■ **To be done**: All of the data below must be repeated exactly.

(begin)

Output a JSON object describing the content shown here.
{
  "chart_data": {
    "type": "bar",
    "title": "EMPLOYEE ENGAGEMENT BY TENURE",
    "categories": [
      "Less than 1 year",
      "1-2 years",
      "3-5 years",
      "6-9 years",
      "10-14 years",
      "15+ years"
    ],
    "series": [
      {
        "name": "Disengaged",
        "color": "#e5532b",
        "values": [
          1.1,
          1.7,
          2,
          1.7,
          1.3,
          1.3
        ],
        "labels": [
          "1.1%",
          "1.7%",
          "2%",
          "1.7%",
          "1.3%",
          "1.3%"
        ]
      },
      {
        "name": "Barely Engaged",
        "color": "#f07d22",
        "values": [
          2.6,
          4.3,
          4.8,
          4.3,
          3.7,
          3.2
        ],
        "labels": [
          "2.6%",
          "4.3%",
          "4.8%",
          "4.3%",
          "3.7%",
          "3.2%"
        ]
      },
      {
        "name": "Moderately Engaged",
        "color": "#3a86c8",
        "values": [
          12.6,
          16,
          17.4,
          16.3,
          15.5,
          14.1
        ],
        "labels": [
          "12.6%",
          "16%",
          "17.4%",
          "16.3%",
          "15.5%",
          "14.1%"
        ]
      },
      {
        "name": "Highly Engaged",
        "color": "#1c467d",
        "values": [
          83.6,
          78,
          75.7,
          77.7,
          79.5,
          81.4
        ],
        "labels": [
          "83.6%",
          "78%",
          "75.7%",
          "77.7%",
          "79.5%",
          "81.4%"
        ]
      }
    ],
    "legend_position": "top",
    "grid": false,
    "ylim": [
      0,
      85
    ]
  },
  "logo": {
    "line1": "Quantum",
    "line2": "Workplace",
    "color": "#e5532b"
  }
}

(end)

■ **Reply to the task**:
Output a JSON object describing the content shown here.
{
  "chart_data": {
    "type": "bar",
    "title": "EMPLOYEE ENGAGEMENT BY TENURE",
    "categories": [
      "Less than 1 year",
      "1-2 years",
      "3-5 years",
      "6-9 years",
      "10-14 years",
      "15+ years"
    ],
    "series": [
      {
        "name": "Disengaged",
        "color": "#e5532b",
        "values": [
          1.1,
          1.7,
          2,
          1.7,
          1.3,
          1.3
        ],
        "labels": [
          "1.1%",
          "1.7%",
          "2%",
          "1.7%",
          "1.3%",
          "1.3%"
        ]
      },
      {
        "name": "Barely Engaged",
        "color": "#f07d22",
        "values": [
          2.6,
          4.3,
          4.8,
          4.3,
          3.7,
          3.2
        ],
        "labels": [
          "2.6%",
          "4.3%",
          "4.8%",
          "4.3%",
          "3.7%",
          "3.2%"
        ]
      },
      {
        "name": "Moderately Engaged",
        "color": "#3a86c8",
        "values": [
          12.6,
          16,
          17.4,
          16.3,
          15.5,
          14.1
        ],
        "labels": [
          "12.6%",
          "16%",
          "17.4%",
          "16.3%",
          "15.5%",
          "14.1%"
        ]
      },
      {
        "name": "Highly Engaged",
        "color": "#1c467d",
        "values": [
          83.6,
          78,
          75.7,
          77.7,
          79.5,
          81.4
        ],
        "labels": [
          "83.6%",
          "78%",
          "75.7%",
          "77.7%",
          "79.5%",
          "81.4%"
        ]
      }
    ],
    "legend_position": "top",
    "grid": false,
    "ylim": [
      0,
      85
    ]
  },
  "logo": {
    "line1": "Quantum",
    "line2": "Workplace",
    "color": "#e5532b"
  }
}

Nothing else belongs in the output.